# WHAT IS ASKED:
Print the entries that appear below, exactly as written and without their pictures.

** start of DATA IN THIS EXERCISE **

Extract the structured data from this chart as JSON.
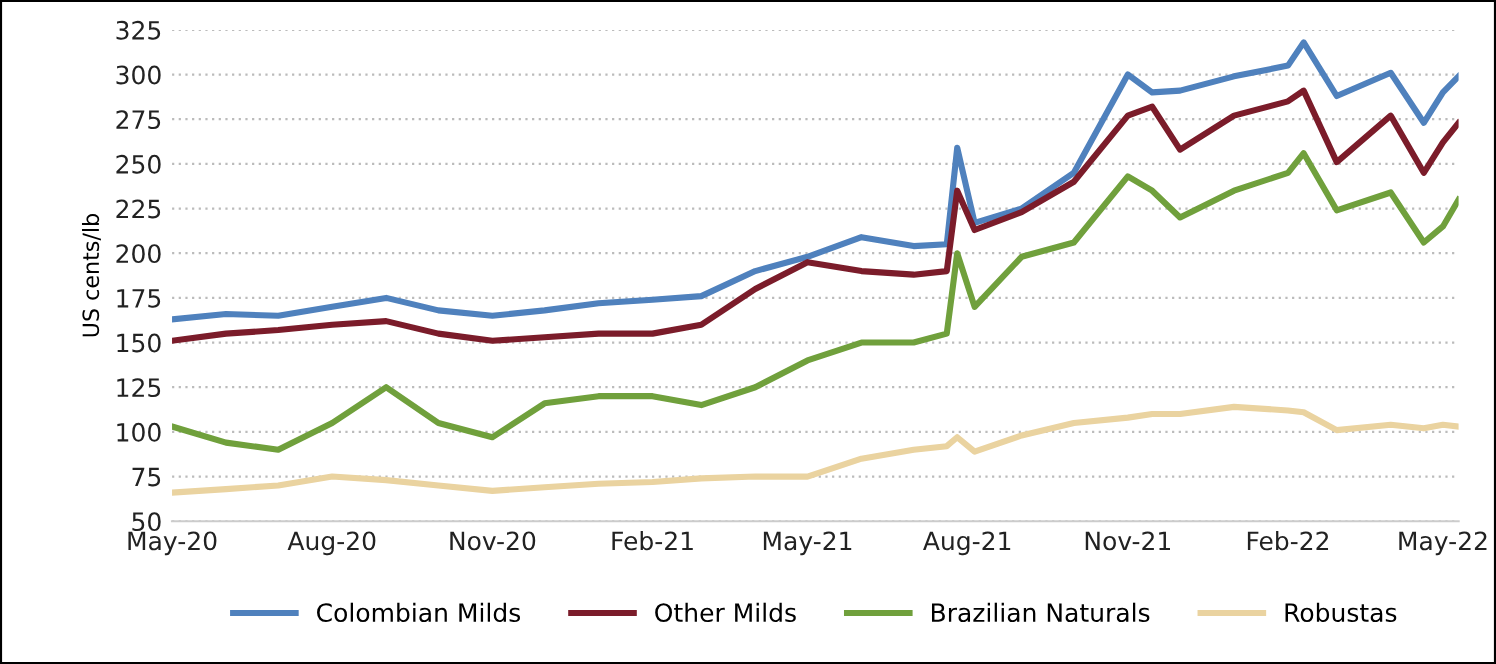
{
  "chart_data": {
    "type": "line",
    "ylabel": "US cents/lb",
    "ylim": [
      50,
      325
    ],
    "yticks": [
      50,
      75,
      100,
      125,
      150,
      175,
      200,
      225,
      250,
      275,
      300,
      325
    ],
    "xlim": [
      "2020-05-01",
      "2022-05-10"
    ],
    "xticks": [
      {
        "value": "2020-05-01",
        "label": "May-20"
      },
      {
        "value": "2020-08-01",
        "label": "Aug-20"
      },
      {
        "value": "2020-11-01",
        "label": "Nov-20"
      },
      {
        "value": "2021-02-01",
        "label": "Feb-21"
      },
      {
        "value": "2021-05-01",
        "label": "May-21"
      },
      {
        "value": "2021-08-01",
        "label": "Aug-21"
      },
      {
        "value": "2021-11-01",
        "label": "Nov-21"
      },
      {
        "value": "2022-02-01",
        "label": "Feb-22"
      },
      {
        "value": "2022-05-01",
        "label": "May-22"
      }
    ],
    "grid": "y",
    "legend": "bottom",
    "line_style": "solid",
    "marker": "none",
    "x": [
      "2020-05-01",
      "2020-06-01",
      "2020-07-01",
      "2020-08-01",
      "2020-09-01",
      "2020-10-01",
      "2020-11-01",
      "2020-12-01",
      "2021-01-01",
      "2021-02-01",
      "2021-03-01",
      "2021-04-01",
      "2021-05-01",
      "2021-06-01",
      "2021-07-01",
      "2021-07-20",
      "2021-07-26",
      "2021-08-05",
      "2021-09-01",
      "2021-10-01",
      "2021-11-01",
      "2021-11-15",
      "2021-12-01",
      "2022-01-01",
      "2022-02-01",
      "2022-02-10",
      "2022-03-01",
      "2022-04-01",
      "2022-04-20",
      "2022-05-01",
      "2022-05-10"
    ],
    "series": [
      {
        "name": "Colombian Milds",
        "color": "#4f81bd",
        "values": [
          163,
          166,
          165,
          170,
          175,
          168,
          165,
          168,
          172,
          174,
          176,
          190,
          198,
          209,
          204,
          205,
          259,
          217,
          225,
          245,
          300,
          290,
          291,
          299,
          305,
          318,
          288,
          301,
          273,
          290,
          299
        ]
      },
      {
        "name": "Other Milds",
        "color": "#7b1c2a",
        "values": [
          151,
          155,
          157,
          160,
          162,
          155,
          151,
          153,
          155,
          155,
          160,
          180,
          195,
          190,
          188,
          190,
          235,
          213,
          223,
          240,
          277,
          282,
          258,
          277,
          285,
          291,
          251,
          277,
          245,
          262,
          273
        ]
      },
      {
        "name": "Brazilian Naturals",
        "color": "#70a03c",
        "values": [
          103,
          94,
          90,
          105,
          125,
          105,
          97,
          116,
          120,
          120,
          115,
          125,
          140,
          150,
          150,
          155,
          200,
          170,
          198,
          206,
          243,
          235,
          220,
          235,
          245,
          256,
          224,
          234,
          206,
          215,
          230
        ]
      },
      {
        "name": "Robustas",
        "color": "#ead3a0",
        "values": [
          66,
          68,
          70,
          75,
          73,
          70,
          67,
          69,
          71,
          72,
          74,
          75,
          75,
          85,
          90,
          92,
          97,
          89,
          98,
          105,
          108,
          110,
          110,
          114,
          112,
          111,
          101,
          104,
          102,
          104,
          103
        ]
      }
    ]
  }
}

** end of DATA IN THIS EXERCISE **

# RESULT BELOW:
Extract the structured data from this chart as JSON.
{
  "chart_data": {
    "type": "line",
    "ylabel": "US cents/lb",
    "ylim": [
      50,
      325
    ],
    "yticks": [
      50,
      75,
      100,
      125,
      150,
      175,
      200,
      225,
      250,
      275,
      300,
      325
    ],
    "xlim": [
      "2020-05-01",
      "2022-05-10"
    ],
    "xticks": [
      {
        "value": "2020-05-01",
        "label": "May-20"
      },
      {
        "value": "2020-08-01",
        "label": "Aug-20"
      },
      {
        "value": "2020-11-01",
        "label": "Nov-20"
      },
      {
        "value": "2021-02-01",
        "label": "Feb-21"
      },
      {
        "value": "2021-05-01",
        "label": "May-21"
      },
      {
        "value": "2021-08-01",
        "label": "Aug-21"
      },
      {
        "value": "2021-11-01",
        "label": "Nov-21"
      },
      {
        "value": "2022-02-01",
        "label": "Feb-22"
      },
      {
        "value": "2022-05-01",
        "label": "May-22"
      }
    ],
    "grid": "y",
    "legend": "bottom",
    "line_style": "solid",
    "marker": "none",
    "x": [
      "2020-05-01",
      "2020-06-01",
      "2020-07-01",
      "2020-08-01",
      "2020-09-01",
      "2020-10-01",
      "2020-11-01",
      "2020-12-01",
      "2021-01-01",
      "2021-02-01",
      "2021-03-01",
      "2021-04-01",
      "2021-05-01",
      "2021-06-01",
      "2021-07-01",
      "2021-07-20",
      "2021-07-26",
      "2021-08-05",
      "2021-09-01",
      "2021-10-01",
      "2021-11-01",
      "2021-11-15",
      "2021-12-01",
      "2022-01-01",
      "2022-02-01",
      "2022-02-10",
      "2022-03-01",
      "2022-04-01",
      "2022-04-20",
      "2022-05-01",
      "2022-05-10"
    ],
    "series": [
      {
        "name": "Colombian Milds",
        "color": "#4f81bd",
        "values": [
          163,
          166,
          165,
          170,
          175,
          168,
          165,
          168,
          172,
          174,
          176,
          190,
          198,
          209,
          204,
          205,
          259,
          217,
          225,
          245,
          300,
          290,
          291,
          299,
          305,
          318,
          288,
          301,
          273,
          290,
          299
        ]
      },
      {
        "name": "Other Milds",
        "color": "#7b1c2a",
        "values": [
          151,
          155,
          157,
          160,
          162,
          155,
          151,
          153,
          155,
          155,
          160,
          180,
          195,
          190,
          188,
          190,
          235,
          213,
          223,
          240,
          277,
          282,
          258,
          277,
          285,
          291,
          251,
          277,
          245,
          262,
          273
        ]
      },
      {
        "name": "Brazilian Naturals",
        "color": "#70a03c",
        "values": [
          103,
          94,
          90,
          105,
          125,
          105,
          97,
          116,
          120,
          120,
          115,
          125,
          140,
          150,
          150,
          155,
          200,
          170,
          198,
          206,
          243,
          235,
          220,
          235,
          245,
          256,
          224,
          234,
          206,
          215,
          230
        ]
      },
      {
        "name": "Robustas",
        "color": "#ead3a0",
        "values": [
          66,
          68,
          70,
          75,
          73,
          70,
          67,
          69,
          71,
          72,
          74,
          75,
          75,
          85,
          90,
          92,
          97,
          89,
          98,
          105,
          108,
          110,
          110,
          114,
          112,
          111,
          101,
          104,
          102,
          104,
          103
        ]
      }
    ]
  }
}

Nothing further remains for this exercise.